**Stated task 1**
Copy out the rows word for word, beginning with the first line of the rows and stopping after the line that contains "y-tick-label: 0.6 — [72, 152, 92, 167]".

═══ Source excerpt

Foreign Agents Registration Act

Other short titles
  
Foreign Principal Registration Act of 1938

Long title
  
An Act to require the registration of certain persons employed by agencies to disseminate propaganda in the United States and for other purposes.

Nicknames
  
Foreign Propagandists Registration Act of 1938

Enacted by
  
the 75th United States Congress

The Foreign Agents Registration Act (FARA) is a United States law (22 U.S.C. § 611 et seq.) passed in 1938 requiring that agents representing the interests of foreign powers in a "political or quasi-political capacity" disclose their relationship with the foreign government and information about related activities and finances. The purpose is to facilitate "evaluation by the government and the American people of the statements and activities of such persons." The law is administered by the FARA Registration Unit of the Counterespionage Section (CES) in the National Security Division (NSD) of the United States Department of Justice. As of 2007 the Justice Department reported there were approximately 1,700 lobbyists representing more than 100 countries before Congress, the White House and the federal government.

Contents

1938 Act

The Act originally was administered by the Department of State until transferred to the Department of Justice in 1942. From passage in 1938 until 1966 when the Act was amended, enforcement focused on propagandists for foreign powers, even if it was not "for or on behalf of" those powers. It was used in 23 criminal cases during World War II. For cases not warranting prosecution, the Department of Justice sent letters advising prospective agents of the law.

1966 Revision

In 1966 the Act was amended and narrowed to emphasize agents actually working with foreign powers who sought economic or political advantage by influencing governmental decision-making. The amendments shifted the focus of the law from propaganda to political lobbying and narrowed the meaning of "foreign agent". From that moment on, an organization (or person) could only be placed in the FARA database if the government proved that it (or he or she) was acting "at the order, request, or under the direction or control, of a foreign principal" and proved that it (or he or she) was engaged "in political activities for or in the interests of such foreign principal," including by "represent[ing] the interests of such foreign principal before any agency or official of the Government of the United States."

══════
═══ Records for the task

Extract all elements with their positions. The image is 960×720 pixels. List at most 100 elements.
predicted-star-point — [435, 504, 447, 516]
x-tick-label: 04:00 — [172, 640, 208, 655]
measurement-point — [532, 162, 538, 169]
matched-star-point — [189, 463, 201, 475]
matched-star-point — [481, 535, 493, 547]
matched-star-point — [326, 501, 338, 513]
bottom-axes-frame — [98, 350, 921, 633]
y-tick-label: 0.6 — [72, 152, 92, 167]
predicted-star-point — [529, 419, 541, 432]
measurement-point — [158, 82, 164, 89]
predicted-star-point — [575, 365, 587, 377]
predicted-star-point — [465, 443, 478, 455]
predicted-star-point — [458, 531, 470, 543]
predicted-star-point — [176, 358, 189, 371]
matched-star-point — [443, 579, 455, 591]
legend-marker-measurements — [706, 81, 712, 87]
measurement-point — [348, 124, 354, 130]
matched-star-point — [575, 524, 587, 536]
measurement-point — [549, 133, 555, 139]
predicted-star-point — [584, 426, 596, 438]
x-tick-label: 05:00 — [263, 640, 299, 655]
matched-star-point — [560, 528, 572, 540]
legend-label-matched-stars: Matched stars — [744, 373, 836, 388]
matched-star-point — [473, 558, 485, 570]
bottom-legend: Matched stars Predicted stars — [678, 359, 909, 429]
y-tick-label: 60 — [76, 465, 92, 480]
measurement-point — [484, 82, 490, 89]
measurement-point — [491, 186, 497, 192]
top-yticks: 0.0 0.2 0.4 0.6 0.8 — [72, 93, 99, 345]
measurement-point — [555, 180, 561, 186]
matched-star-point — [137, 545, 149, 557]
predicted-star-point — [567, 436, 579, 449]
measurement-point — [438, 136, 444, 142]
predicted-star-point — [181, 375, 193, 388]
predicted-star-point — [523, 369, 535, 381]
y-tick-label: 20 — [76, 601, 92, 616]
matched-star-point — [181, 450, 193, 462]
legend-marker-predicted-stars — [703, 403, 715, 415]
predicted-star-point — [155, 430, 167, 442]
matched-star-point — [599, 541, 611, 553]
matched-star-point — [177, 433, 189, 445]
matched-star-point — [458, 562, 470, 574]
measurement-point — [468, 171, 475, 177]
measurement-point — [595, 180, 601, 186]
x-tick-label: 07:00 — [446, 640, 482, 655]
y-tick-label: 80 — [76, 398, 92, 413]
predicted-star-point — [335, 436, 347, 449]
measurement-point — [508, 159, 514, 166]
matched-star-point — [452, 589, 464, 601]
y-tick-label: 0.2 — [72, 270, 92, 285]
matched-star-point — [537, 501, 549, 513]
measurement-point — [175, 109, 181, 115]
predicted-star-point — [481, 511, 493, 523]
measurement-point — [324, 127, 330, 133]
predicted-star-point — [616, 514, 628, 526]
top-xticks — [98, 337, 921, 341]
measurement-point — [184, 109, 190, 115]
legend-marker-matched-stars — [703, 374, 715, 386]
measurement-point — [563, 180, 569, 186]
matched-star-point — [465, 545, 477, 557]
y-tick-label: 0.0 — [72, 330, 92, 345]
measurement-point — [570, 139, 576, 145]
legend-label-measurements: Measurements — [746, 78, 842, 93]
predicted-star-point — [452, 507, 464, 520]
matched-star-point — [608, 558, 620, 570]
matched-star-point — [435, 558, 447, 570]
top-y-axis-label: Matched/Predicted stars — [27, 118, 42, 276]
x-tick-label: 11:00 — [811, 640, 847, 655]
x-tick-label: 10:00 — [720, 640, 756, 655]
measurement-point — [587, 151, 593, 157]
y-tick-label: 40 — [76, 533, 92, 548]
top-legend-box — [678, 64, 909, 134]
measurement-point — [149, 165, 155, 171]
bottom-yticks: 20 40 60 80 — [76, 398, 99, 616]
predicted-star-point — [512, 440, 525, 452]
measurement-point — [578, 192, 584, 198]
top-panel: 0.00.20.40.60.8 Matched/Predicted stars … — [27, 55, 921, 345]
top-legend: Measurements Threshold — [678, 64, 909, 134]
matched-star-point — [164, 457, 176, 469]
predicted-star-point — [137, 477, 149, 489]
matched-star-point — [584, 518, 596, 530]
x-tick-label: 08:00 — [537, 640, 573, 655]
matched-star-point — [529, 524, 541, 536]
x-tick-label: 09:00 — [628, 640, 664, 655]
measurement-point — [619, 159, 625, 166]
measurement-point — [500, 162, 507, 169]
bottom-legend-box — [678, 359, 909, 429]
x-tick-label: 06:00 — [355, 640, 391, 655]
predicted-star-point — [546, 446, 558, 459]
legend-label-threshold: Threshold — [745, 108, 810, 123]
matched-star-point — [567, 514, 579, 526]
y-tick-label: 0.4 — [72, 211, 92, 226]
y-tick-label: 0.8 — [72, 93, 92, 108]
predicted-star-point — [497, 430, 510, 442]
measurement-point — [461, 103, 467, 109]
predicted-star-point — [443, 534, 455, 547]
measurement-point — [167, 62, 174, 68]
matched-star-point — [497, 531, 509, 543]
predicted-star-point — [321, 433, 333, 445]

══════

**Stated task 2**
In the Foreign Agents Registration Act excerpt, what reason is given for requiring agents of foreign powers to disclose their relationship with the foreign government and their related activities and finances?

**Worked answer 1**
Extract all elements with their positions. The image is 960×720 pixels. List at most 100 elements.
predicted-star-point — [435, 504, 447, 516]
x-tick-label: 04:00 — [172, 640, 208, 655]
measurement-point — [532, 162, 538, 169]
matched-star-point — [189, 463, 201, 475]
matched-star-point — [481, 535, 493, 547]
matched-star-point — [326, 501, 338, 513]
bottom-axes-frame — [98, 350, 921, 633]
y-tick-label: 0.6 — [72, 152, 92, 167]

**Worked answer 2**
The stated purpose is to make it easier for the government and the American people to evaluate the statements and activities of these agents.